(Data records)

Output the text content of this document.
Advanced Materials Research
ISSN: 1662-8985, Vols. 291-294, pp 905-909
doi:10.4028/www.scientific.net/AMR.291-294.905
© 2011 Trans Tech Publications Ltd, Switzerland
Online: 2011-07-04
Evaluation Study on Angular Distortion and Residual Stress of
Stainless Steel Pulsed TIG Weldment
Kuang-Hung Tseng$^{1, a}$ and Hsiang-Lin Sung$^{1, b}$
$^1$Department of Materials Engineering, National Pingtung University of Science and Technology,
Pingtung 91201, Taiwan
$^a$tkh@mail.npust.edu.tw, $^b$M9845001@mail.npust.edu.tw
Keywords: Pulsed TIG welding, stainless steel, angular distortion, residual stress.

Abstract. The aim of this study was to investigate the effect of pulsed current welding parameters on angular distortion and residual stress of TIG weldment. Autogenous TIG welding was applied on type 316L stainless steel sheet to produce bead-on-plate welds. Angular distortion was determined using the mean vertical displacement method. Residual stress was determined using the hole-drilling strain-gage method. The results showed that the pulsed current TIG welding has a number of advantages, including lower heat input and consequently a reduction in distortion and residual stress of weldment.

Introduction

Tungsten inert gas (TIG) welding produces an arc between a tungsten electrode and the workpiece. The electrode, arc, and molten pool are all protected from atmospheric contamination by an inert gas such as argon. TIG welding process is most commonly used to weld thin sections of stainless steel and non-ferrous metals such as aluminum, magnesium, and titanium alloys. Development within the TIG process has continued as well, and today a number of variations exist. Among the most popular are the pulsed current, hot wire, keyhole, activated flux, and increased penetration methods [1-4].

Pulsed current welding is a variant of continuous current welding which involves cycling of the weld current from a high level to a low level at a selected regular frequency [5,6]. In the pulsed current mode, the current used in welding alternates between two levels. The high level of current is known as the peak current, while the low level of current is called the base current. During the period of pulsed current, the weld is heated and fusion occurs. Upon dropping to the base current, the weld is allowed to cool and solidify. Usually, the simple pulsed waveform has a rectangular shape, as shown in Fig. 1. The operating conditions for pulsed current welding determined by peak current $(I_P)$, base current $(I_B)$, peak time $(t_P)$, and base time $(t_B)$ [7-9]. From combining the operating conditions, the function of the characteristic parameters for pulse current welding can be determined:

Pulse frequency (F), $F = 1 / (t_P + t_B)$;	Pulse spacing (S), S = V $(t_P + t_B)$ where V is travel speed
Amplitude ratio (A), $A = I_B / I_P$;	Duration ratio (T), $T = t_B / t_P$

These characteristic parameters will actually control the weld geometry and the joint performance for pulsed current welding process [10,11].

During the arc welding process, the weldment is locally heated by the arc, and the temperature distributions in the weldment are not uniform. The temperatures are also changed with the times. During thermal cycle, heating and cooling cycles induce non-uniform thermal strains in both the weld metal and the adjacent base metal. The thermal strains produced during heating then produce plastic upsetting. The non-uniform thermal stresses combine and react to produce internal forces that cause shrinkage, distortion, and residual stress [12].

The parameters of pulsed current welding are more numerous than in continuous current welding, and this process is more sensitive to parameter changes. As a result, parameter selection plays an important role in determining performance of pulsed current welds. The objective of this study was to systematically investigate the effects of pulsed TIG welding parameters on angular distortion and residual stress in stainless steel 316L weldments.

§ **Given exercise**
Extract the full listing above without altering anything.

§ **Solved exercise**
Output the text content of this document.
Advanced Materials Research
ISSN: 1662-8985, Vols. 291-294, pp 905-909
doi:10.4028/www.scientific.net/AMR.291-294.905
© 2011 Trans Tech Publications Ltd, Switzerland
Online: 2011-07-04
Evaluation Study on Angular Distortion and Residual Stress of
Stainless Steel Pulsed TIG Weldment
Kuang-Hung Tseng$^{1, a}$ and Hsiang-Lin Sung$^{1, b}$
$^1$Department of Materials Engineering, National Pingtung University of Science and Technology,
Pingtung 91201, Taiwan
$^a$tkh@mail.npust.edu.tw, $^b$M9845001@mail.npust.edu.tw
Keywords: Pulsed TIG welding, stainless steel, angular distortion, residual stress.

Abstract. The aim of this study was to investigate the effect of pulsed current welding parameters on angular distortion and residual stress of TIG weldment. Autogenous TIG welding was applied on type 316L stainless steel sheet to produce bead-on-plate welds. Angular distortion was determined using the mean vertical displacement method. Residual stress was determined using the hole-drilling strain-gage method. The results showed that the pulsed current TIG welding has a number of advantages, including lower heat input and consequently a reduction in distortion and residual stress of weldment.

Introduction

Tungsten inert gas (TIG) welding produces an arc between a tungsten electrode and the workpiece. The electrode, arc, and molten pool are all protected from atmospheric contamination by an inert gas such as argon. TIG welding process is most commonly used to weld thin sections of stainless steel and non-ferrous metals such as aluminum, magnesium, and titanium alloys. Development within the TIG process has continued as well, and today a number of variations exist. Among the most popular are the pulsed current, hot wire, keyhole, activated flux, and increased penetration methods [1-4].

Pulsed current welding is a variant of continuous current welding which involves cycling of the weld current from a high level to a low level at a selected regular frequency [5,6]. In the pulsed current mode, the current used in welding alternates between two levels. The high level of current is known as the peak current, while the low level of current is called the base current. During the period of pulsed current, the weld is heated and fusion occurs. Upon dropping to the base current, the weld is allowed to cool and solidify. Usually, the simple pulsed waveform has a rectangular shape, as shown in Fig. 1. The operating conditions for pulsed current welding determined by peak current $(I_P)$, base current $(I_B)$, peak time $(t_P)$, and base time $(t_B)$ [7-9]. From combining the operating conditions, the function of the characteristic parameters for pulse current welding can be determined:

Pulse frequency (F), $F = 1 / (t_P + t_B)$;	Pulse spacing (S), S = V $(t_P + t_B)$ where V is travel speed
Amplitude ratio (A), $A = I_B / I_P$;	Duration ratio (T), $T = t_B / t_P$

These characteristic parameters will actually control the weld geometry and the joint performance for pulsed current welding process [10,11].

During the arc welding process, the weldment is locally heated by the arc, and the temperature distributions in the weldment are not uniform. The temperatures are also changed with the times. During thermal cycle, heating and cooling cycles induce non-uniform thermal strains in both the weld metal and the adjacent base metal. The thermal strains produced during heating then produce plastic upsetting. The non-uniform thermal stresses combine and react to produce internal forces that cause shrinkage, distortion, and residual stress [12].

The parameters of pulsed current welding are more numerous than in continuous current welding, and this process is more sensitive to parameter changes. As a result, parameter selection plays an important role in determining performance of pulsed current welds. The objective of this study was to systematically investigate the effects of pulsed TIG welding parameters on angular distortion and residual stress in stainless steel 316L weldments.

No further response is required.